DIRECTION: Go through the material below and count the lines with the string "icon"; the number is the whole answer.

Start of ITEMS

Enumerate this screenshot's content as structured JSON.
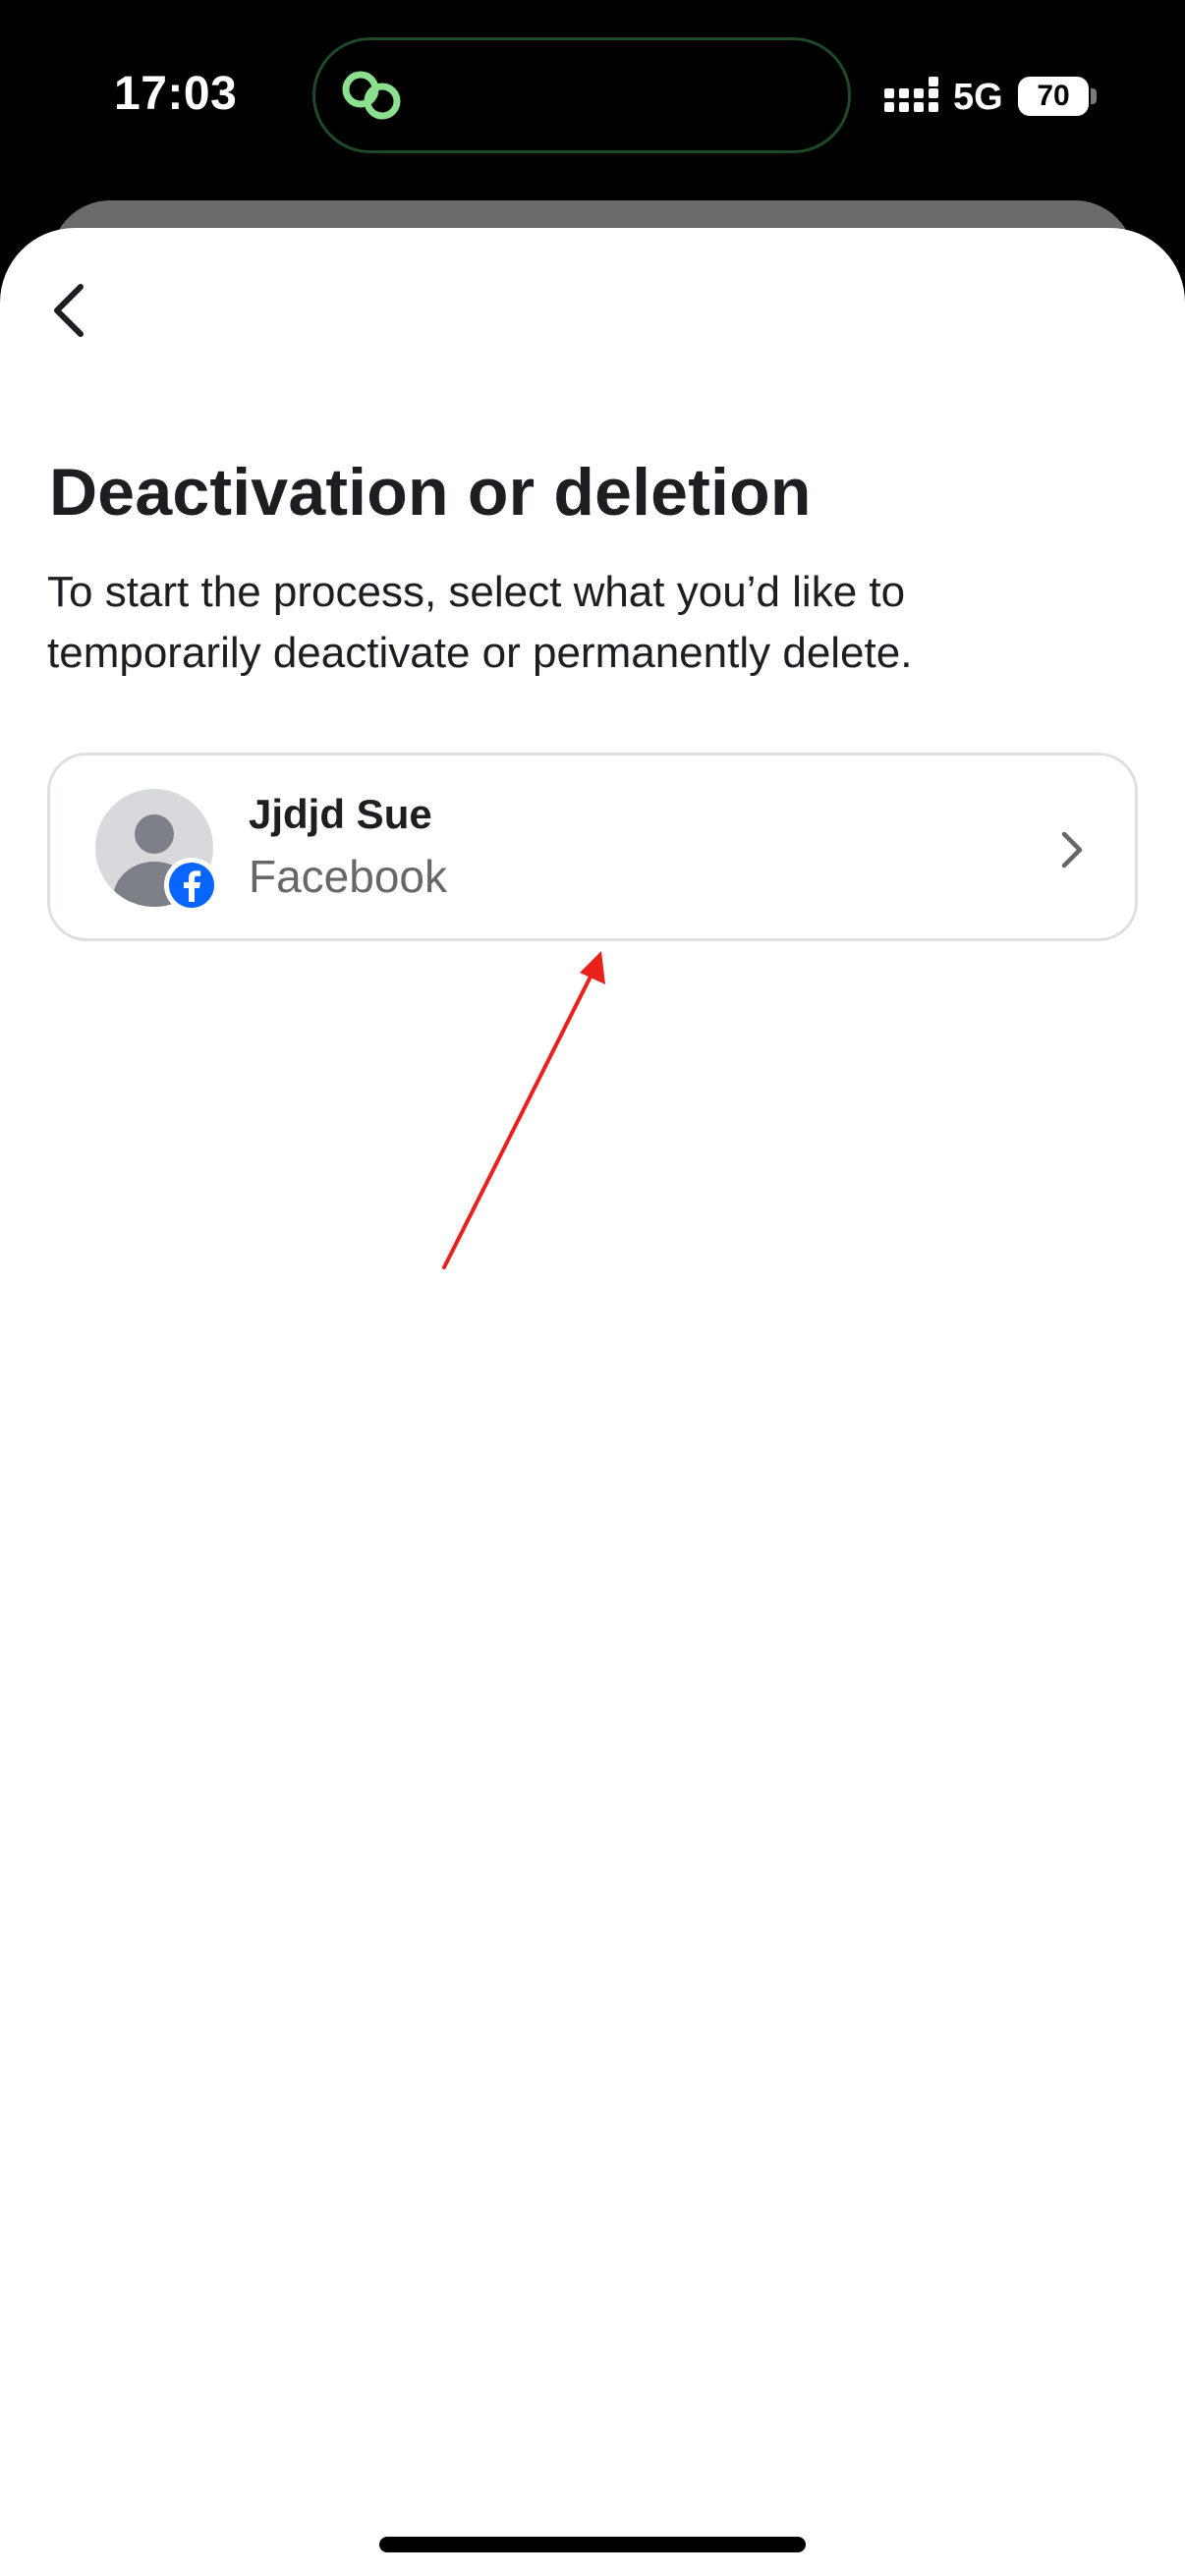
{
  "status_bar": {
    "time": "17:03",
    "network": "5G",
    "battery": "70",
    "island_icon": "link-icon",
    "signal_icon": "signal-bars-icon"
  },
  "page": {
    "title": "Deactivation or deletion",
    "description": "To start the process, select what you’d like to temporarily deactivate or permanently delete.",
    "back_icon": "chevron-left-icon"
  },
  "accounts": [
    {
      "name": "Jjdjd Sue",
      "platform": "Facebook",
      "avatar_icon": "default-avatar-icon",
      "badge_icon": "facebook-icon",
      "action_icon": "chevron-right-icon"
    }
  ],
  "colors": {
    "facebook_blue": "#0866ff",
    "island_accent": "#8be08f",
    "annotation_red": "#e8221b",
    "text_primary": "#1c1e21",
    "text_secondary": "#65676b",
    "card_border": "#dddfe2"
  }
}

End of ITEMS

CORRECT RESULT: 6